» DATASET CONTENT

+ + +

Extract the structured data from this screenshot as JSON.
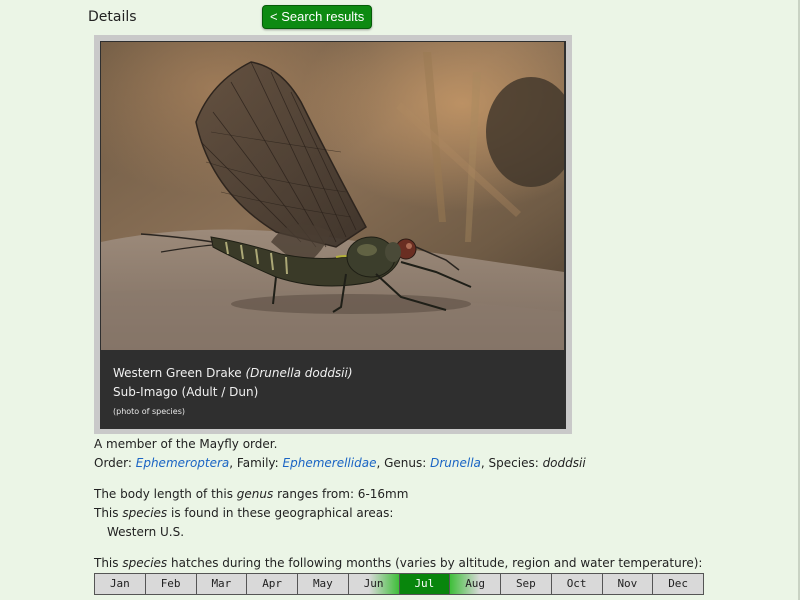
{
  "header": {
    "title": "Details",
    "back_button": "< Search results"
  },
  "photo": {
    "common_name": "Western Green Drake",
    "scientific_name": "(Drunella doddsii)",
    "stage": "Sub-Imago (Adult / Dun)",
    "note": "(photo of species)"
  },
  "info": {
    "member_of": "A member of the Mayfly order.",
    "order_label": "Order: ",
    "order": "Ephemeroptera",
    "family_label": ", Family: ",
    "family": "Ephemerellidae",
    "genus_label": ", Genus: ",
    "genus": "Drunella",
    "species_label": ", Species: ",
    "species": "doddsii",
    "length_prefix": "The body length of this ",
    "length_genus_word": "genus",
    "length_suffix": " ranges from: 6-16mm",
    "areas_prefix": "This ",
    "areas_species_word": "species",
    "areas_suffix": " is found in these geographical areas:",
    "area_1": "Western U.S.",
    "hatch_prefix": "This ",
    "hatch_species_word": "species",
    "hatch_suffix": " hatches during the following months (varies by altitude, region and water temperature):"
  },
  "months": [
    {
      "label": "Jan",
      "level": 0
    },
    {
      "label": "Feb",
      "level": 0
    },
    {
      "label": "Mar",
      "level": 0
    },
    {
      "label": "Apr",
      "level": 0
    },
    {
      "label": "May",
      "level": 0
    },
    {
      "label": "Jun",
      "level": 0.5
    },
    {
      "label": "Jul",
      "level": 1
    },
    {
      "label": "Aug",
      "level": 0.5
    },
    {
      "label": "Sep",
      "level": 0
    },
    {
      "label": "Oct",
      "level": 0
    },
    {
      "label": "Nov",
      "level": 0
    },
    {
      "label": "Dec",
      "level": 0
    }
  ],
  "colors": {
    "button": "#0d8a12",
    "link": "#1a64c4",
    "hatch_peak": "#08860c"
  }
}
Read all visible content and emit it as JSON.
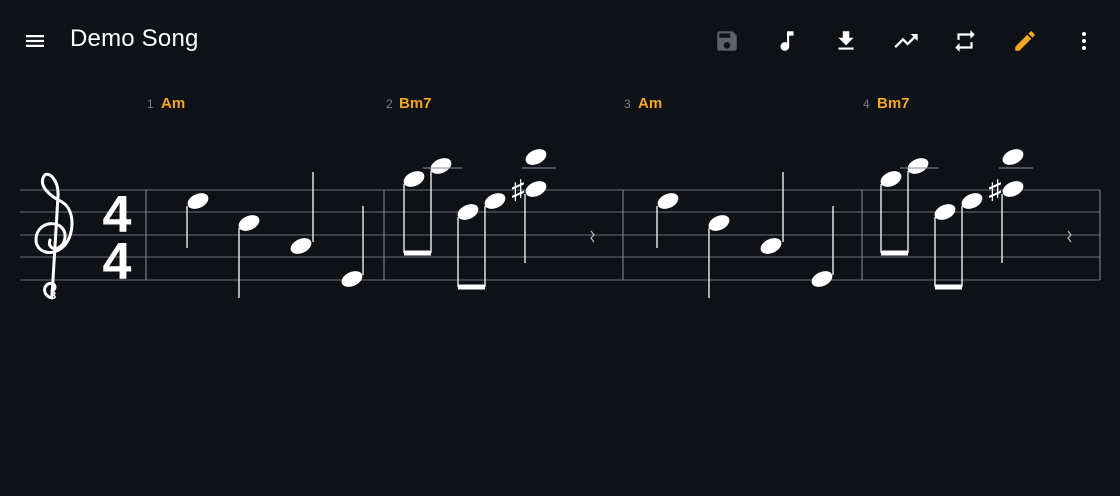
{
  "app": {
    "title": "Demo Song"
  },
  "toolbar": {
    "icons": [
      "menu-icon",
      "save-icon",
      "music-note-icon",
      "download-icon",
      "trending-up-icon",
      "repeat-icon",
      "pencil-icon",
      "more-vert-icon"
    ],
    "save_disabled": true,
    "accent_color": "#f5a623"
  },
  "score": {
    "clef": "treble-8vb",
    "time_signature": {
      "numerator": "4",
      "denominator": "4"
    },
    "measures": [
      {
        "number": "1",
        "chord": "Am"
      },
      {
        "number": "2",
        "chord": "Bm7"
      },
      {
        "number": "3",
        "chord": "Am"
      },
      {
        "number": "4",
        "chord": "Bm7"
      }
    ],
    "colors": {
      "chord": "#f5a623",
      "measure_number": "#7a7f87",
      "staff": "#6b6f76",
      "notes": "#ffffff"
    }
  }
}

+ + +

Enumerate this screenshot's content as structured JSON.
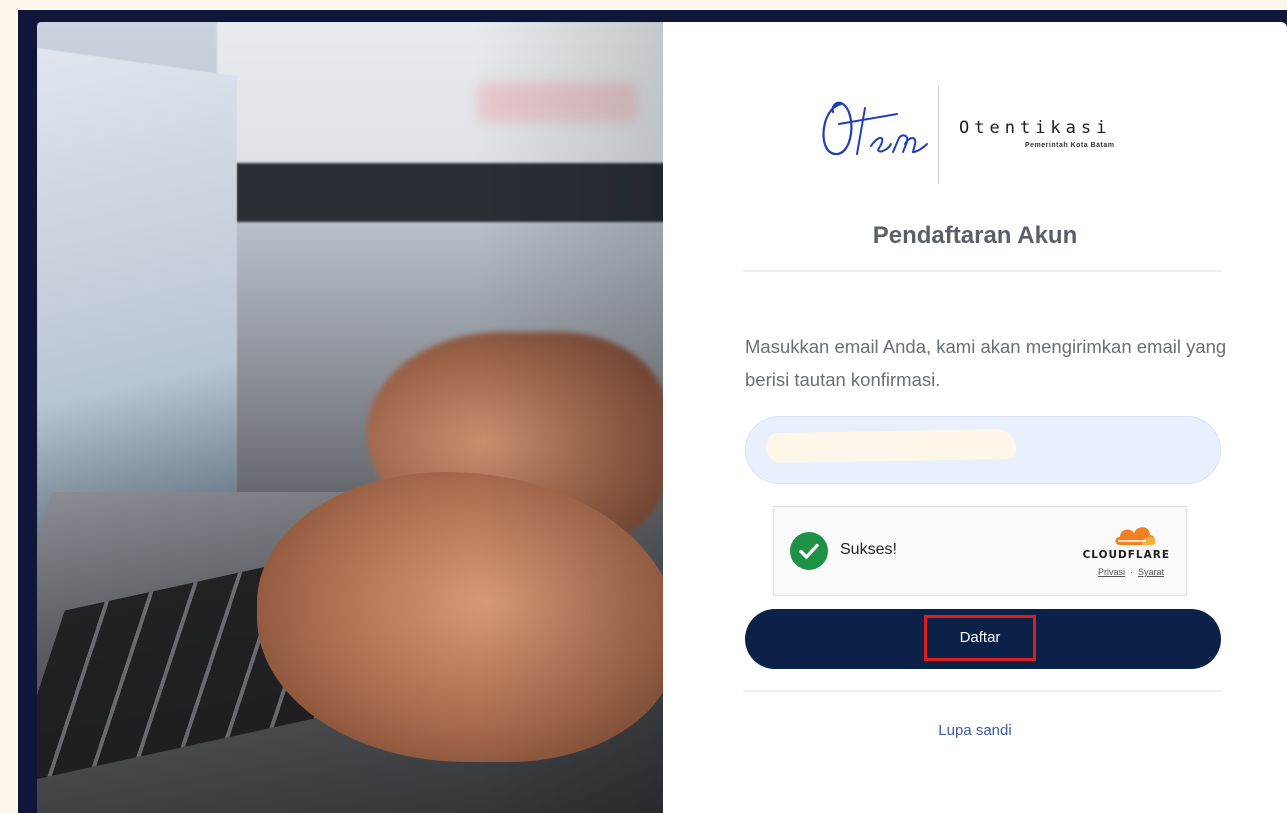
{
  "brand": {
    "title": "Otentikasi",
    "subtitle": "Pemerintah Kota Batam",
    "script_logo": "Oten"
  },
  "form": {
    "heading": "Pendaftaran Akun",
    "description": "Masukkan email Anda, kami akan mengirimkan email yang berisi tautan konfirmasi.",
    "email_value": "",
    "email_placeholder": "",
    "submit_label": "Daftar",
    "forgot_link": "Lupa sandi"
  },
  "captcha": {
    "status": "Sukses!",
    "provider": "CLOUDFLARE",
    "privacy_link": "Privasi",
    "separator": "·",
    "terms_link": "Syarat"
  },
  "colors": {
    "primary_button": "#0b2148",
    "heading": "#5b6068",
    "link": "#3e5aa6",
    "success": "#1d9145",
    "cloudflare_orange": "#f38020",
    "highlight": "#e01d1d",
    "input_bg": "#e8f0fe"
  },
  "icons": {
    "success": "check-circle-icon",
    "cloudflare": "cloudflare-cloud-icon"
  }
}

+ + +

» BRIEF
From the data, collect all lines where the string "doddsii" appears.

» SOLUTION TO THIS TASK
    "scientific_name": "(Drunella doddsii)",
    "species": "doddsii",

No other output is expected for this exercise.